## BEGIN Material
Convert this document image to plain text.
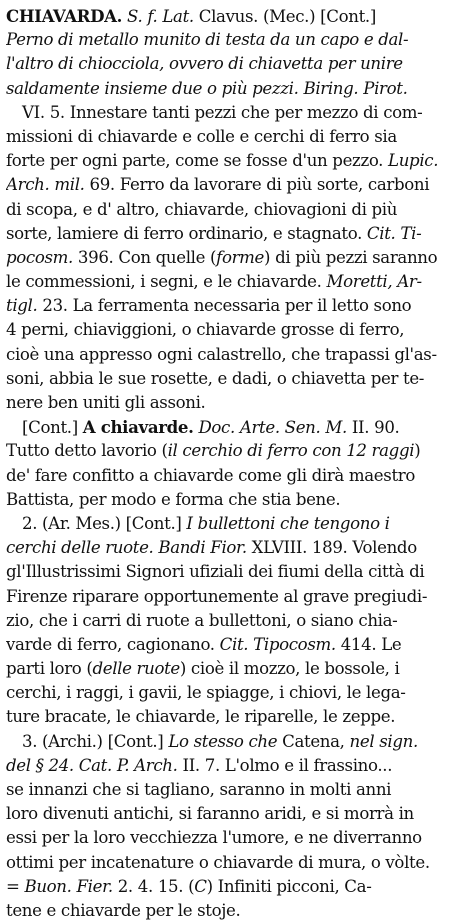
CHIAVARDA. S. f. Lat. Clavus. (Mec.) [Cont.]
Perno di metallo munito di testa da un capo e dal-
l'altro di chiocciola, ovvero di chiavetta per unire
saldamente insieme due o più pezzi. Biring. Pirot.
VI. 5. Innestare tanti pezzi che per mezzo di com-
missioni di chiavarde e colle e cerchi di ferro sia
forte per ogni parte, come se fosse d'un pezzo. Lupic.
Arch. mil. 69. Ferro da lavorare di più sorte, carboni
di scopa, e d' altro, chiavarde, chiovagioni di più
sorte, lamiere di ferro ordinario, e stagnato. Cit. Ti-
pocosm. 396. Con quelle (forme) di più pezzi saranno
le commessioni, i segni, e le chiavarde. Moretti, Ar-
tigl. 23. La ferramenta necessaria per il letto sono
4 perni, chiaviggioni, o chiavarde grosse di ferro,
cioè una appresso ogni calastrello, che trapassi gl'as-
soni, abbia le sue rosette, e dadi, o chiavetta per te-
nere ben uniti gli assoni.
[Cont.] A chiavarde. Doc. Arte. Sen. M. II. 90.
Tutto detto lavorio (il cerchio di ferro con 12 raggi)
de' fare confitto a chiavarde come gli dirà maestro
Battista, per modo e forma che stia bene.
2. (Ar. Mes.) [Cont.] I bullettoni che tengono i
cerchi delle ruote. Bandi Fior. XLVIII. 189. Volendo
gl'Illustrissimi Signori ufiziali dei fiumi della città di
Firenze riparare opportunemente al grave pregiudi-
zio, che i carri di ruote a bullettoni, o siano chia-
varde di ferro, cagionano. Cit. Tipocosm. 414. Le
parti loro (delle ruote) cioè il mozzo, le bossole, i
cerchi, i raggi, i gavii, le spiagge, i chiovi, le lega-
ture bracate, le chiavarde, le riparelle, le zeppe.
3. (Archi.) [Cont.] Lo stesso che Catena, nel sign.
del § 24. Cat. P. Arch. II. 7. L'olmo e il frassino...
se innanzi che si tagliano, saranno in molti anni
loro divenuti antichi, si faranno aridi, e si morrà in
essi per la loro vecchiezza l'umore, e ne diverranno
ottimi per incatenature o chiavarde di mura, o vòlte.
= Buon. Fier. 2. 4. 15. (C) Infiniti picconi, Ca-
tene e chiavarde per le stoje.
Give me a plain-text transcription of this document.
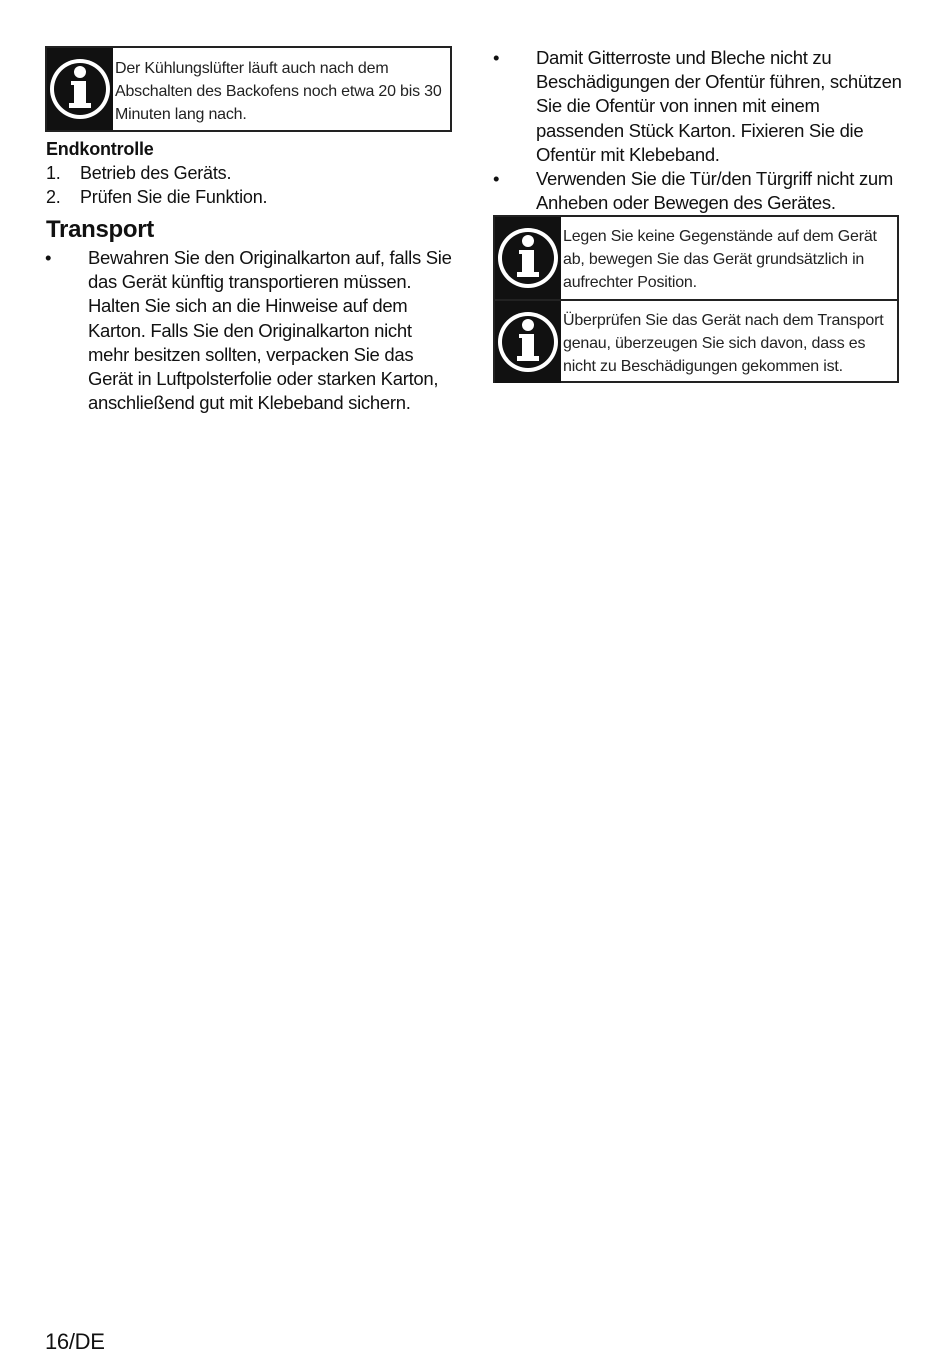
Der Kühlungslüfter läuft auch nach dem Abschalten des Backofens noch etwa 20 bis 30 Minuten lang nach.
Endkontrolle
1. Betrieb des Geräts.
2. Prüfen Sie die Funktion.
Transport
• Bewahren Sie den Originalkarton auf, falls Sie das Gerät künftig transportieren müssen. Halten Sie sich an die Hinweise auf dem Karton. Falls Sie den Originalkarton nicht mehr besitzen sollten, verpacken Sie das Gerät in Luftpolsterfolie oder starken Karton, anschließend gut mit Klebeband sichern.
• Damit Gitterroste und Bleche nicht zu Beschädigungen der Ofentür führen, schützen Sie die Ofentür von innen mit einem passenden Stück Karton. Fixieren Sie die Ofentür mit Klebeband.
• Verwenden Sie die Tür/den Türgriff nicht zum Anheben oder Bewegen des Gerätes.
Legen Sie keine Gegenstände auf dem Gerät ab, bewegen Sie das Gerät grundsätzlich in aufrechter Position.
Überprüfen Sie das Gerät nach dem Transport genau, überzeugen Sie sich davon, dass es nicht zu Beschädigungen gekommen ist.
16/DE
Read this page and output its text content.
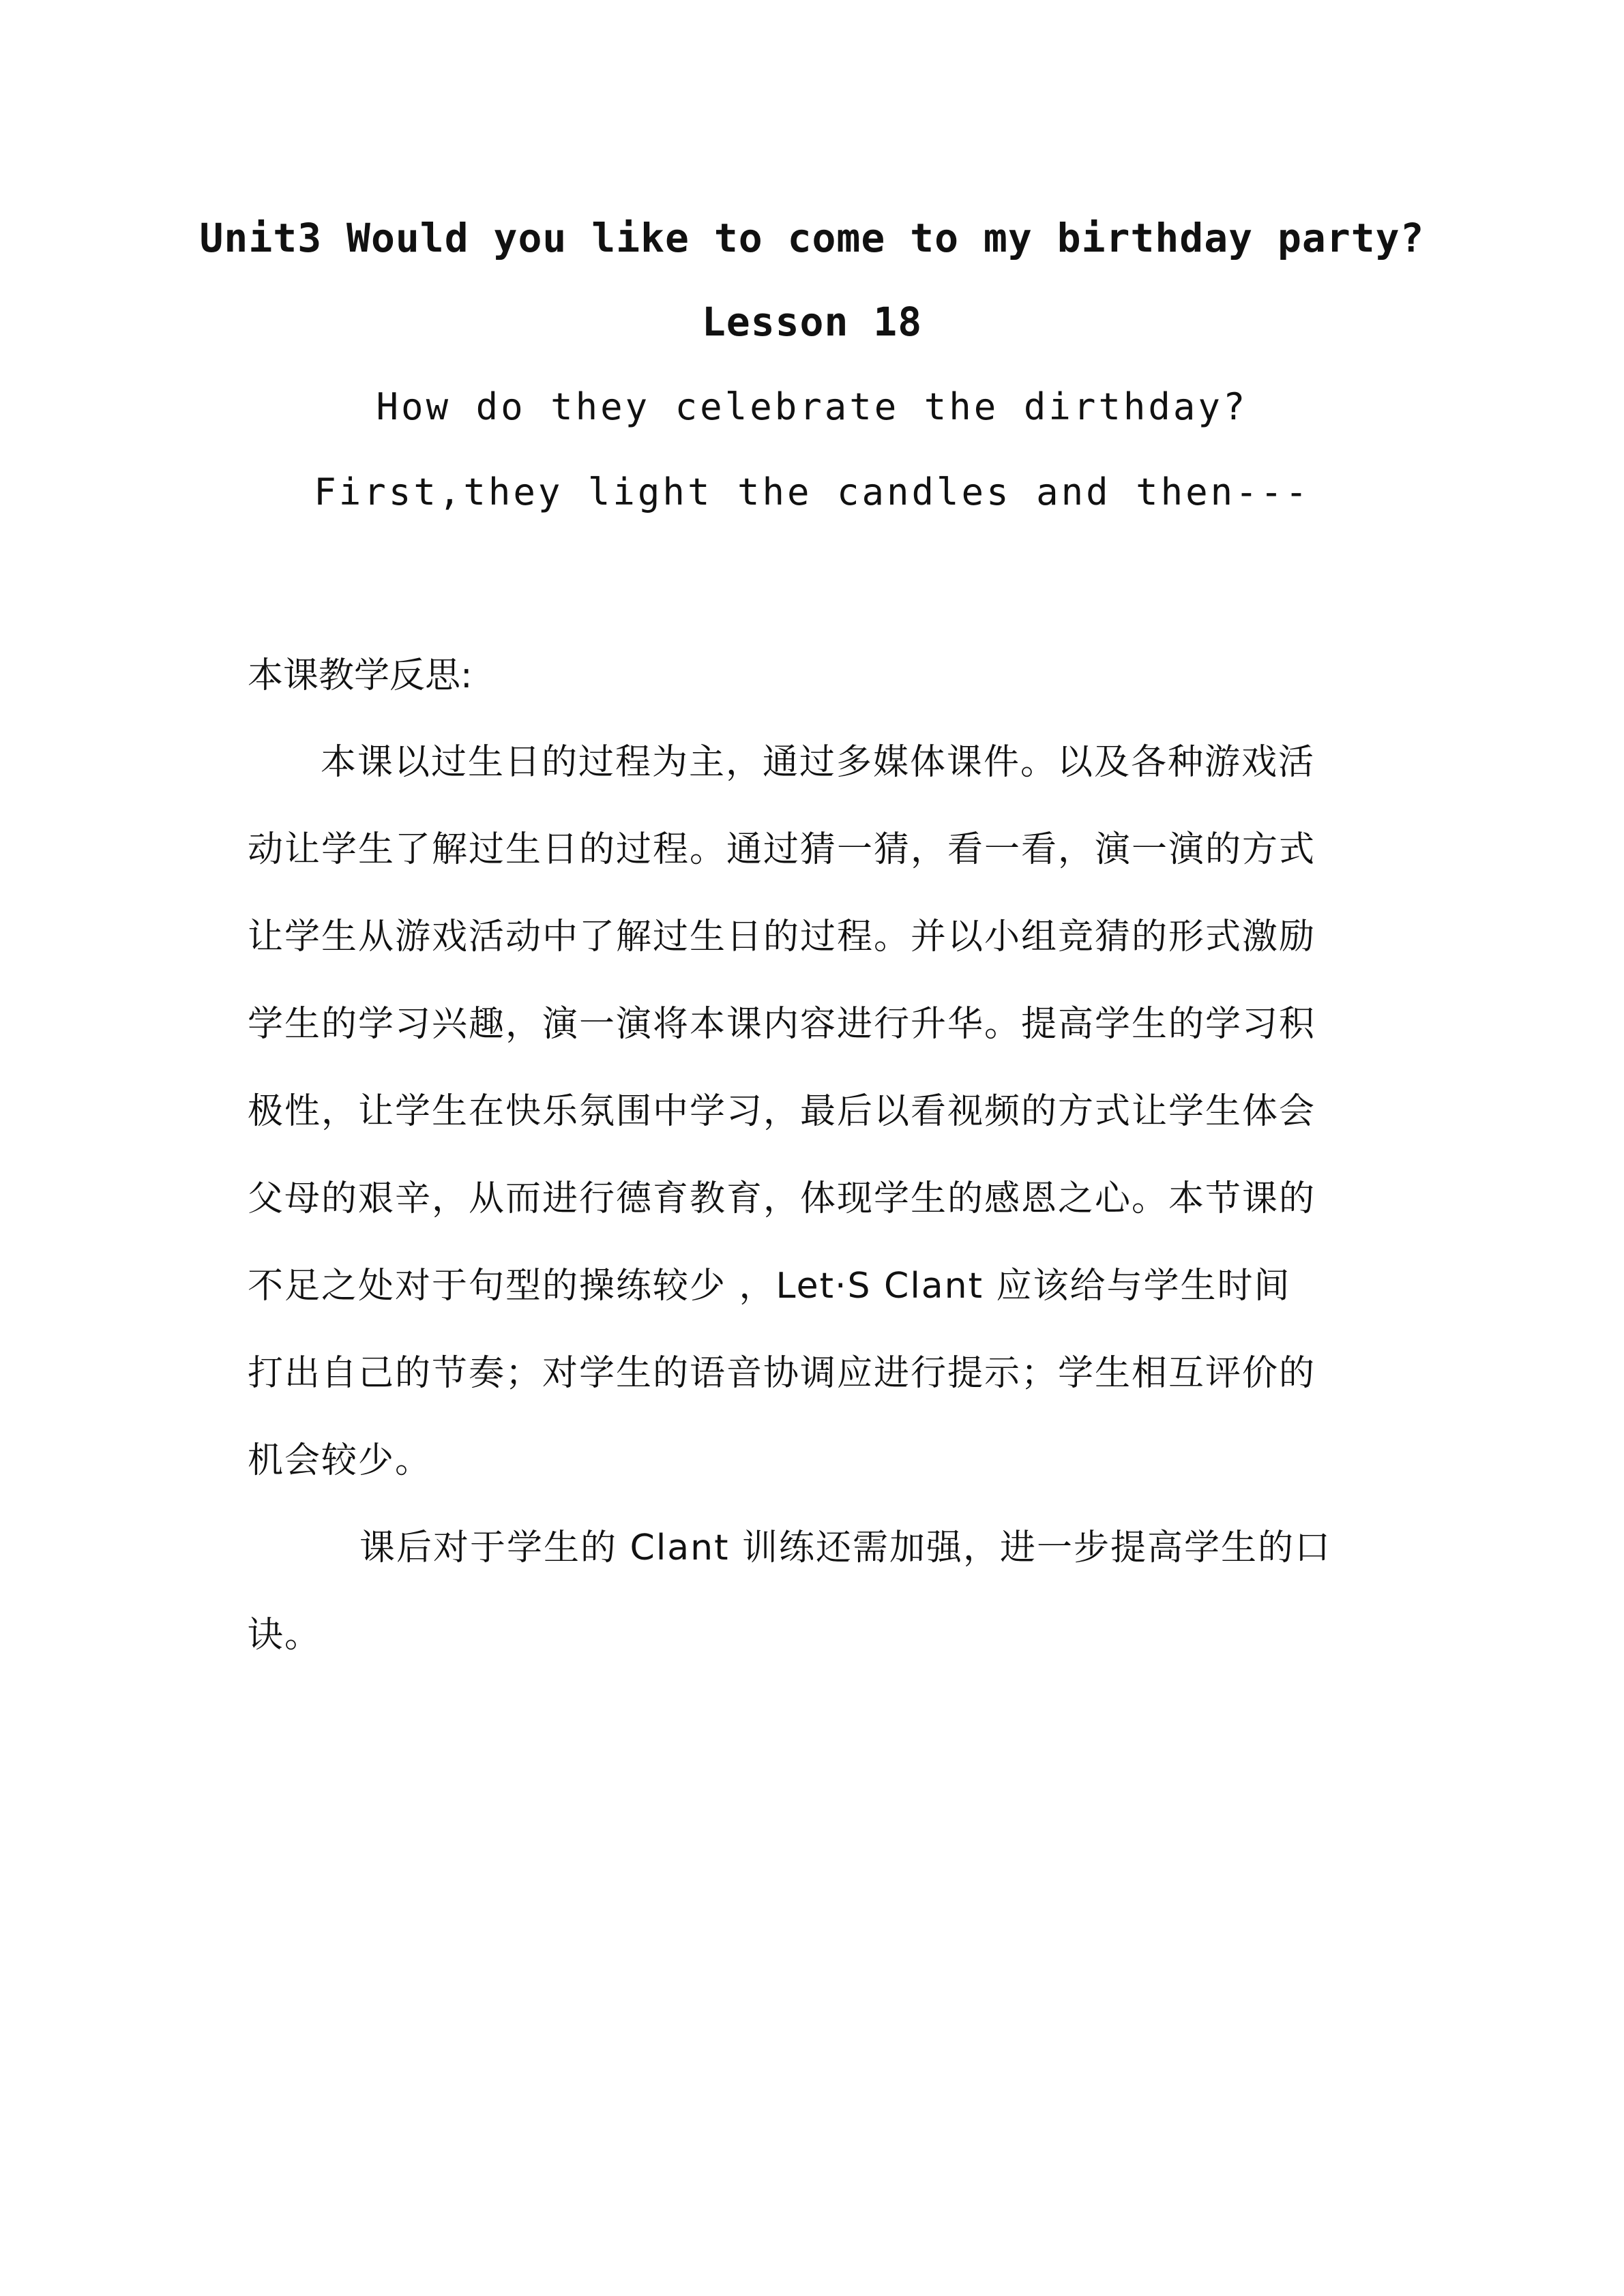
Unit3 Would you like to come to my birthday party?
Lesson 18
How do they celebrate the dirthday?
First,they light the candles and then---
本课教学反思:
本课以过生日的过程为主，通过多媒体课件。以及各种游戏活
动让学生了解过生日的过程。通过猜一猜，看一看，演一演的方式
让学生从游戏活动中了解过生日的过程。并以小组竞猜的形式激励
学生的学习兴趣，演一演将本课内容进行升华。提高学生的学习积
极性，让学生在快乐氛围中学习，最后以看视频的方式让学生体会
父母的艰辛，从而进行德育教育，体现学生的感恩之心。本节课的
不足之处对于句型的操练较少 ，Let·S Clant 应该给与学生时间
打出自己的节奏；对学生的语音协调应进行提示；学生相互评价的
机会较少。
课后对于学生的 Clant 训练还需加强，进一步提高学生的口
诀。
## END Material
## Exercise directions:
Please retype the entries above word for word, but only from the line containing "Read this page and output its text content." through the last line, and without the pictures.

## Problem solution:
Read this page and output its text content.
Unit3 Would you like to come to my birthday party?
Lesson 18
How do they celebrate the dirthday?
First,they light the candles and then---
本课教学反思:
本课以过生日的过程为主，通过多媒体课件。以及各种游戏活
动让学生了解过生日的过程。通过猜一猜，看一看，演一演的方式
让学生从游戏活动中了解过生日的过程。并以小组竞猜的形式激励
学生的学习兴趣，演一演将本课内容进行升华。提高学生的学习积
极性，让学生在快乐氛围中学习，最后以看视频的方式让学生体会
父母的艰辛，从而进行德育教育，体现学生的感恩之心。本节课的
不足之处对于句型的操练较少 ，Let·S Clant 应该给与学生时间
打出自己的节奏；对学生的语音协调应进行提示；学生相互评价的
机会较少。
课后对于学生的 Clant 训练还需加强，进一步提高学生的口
诀。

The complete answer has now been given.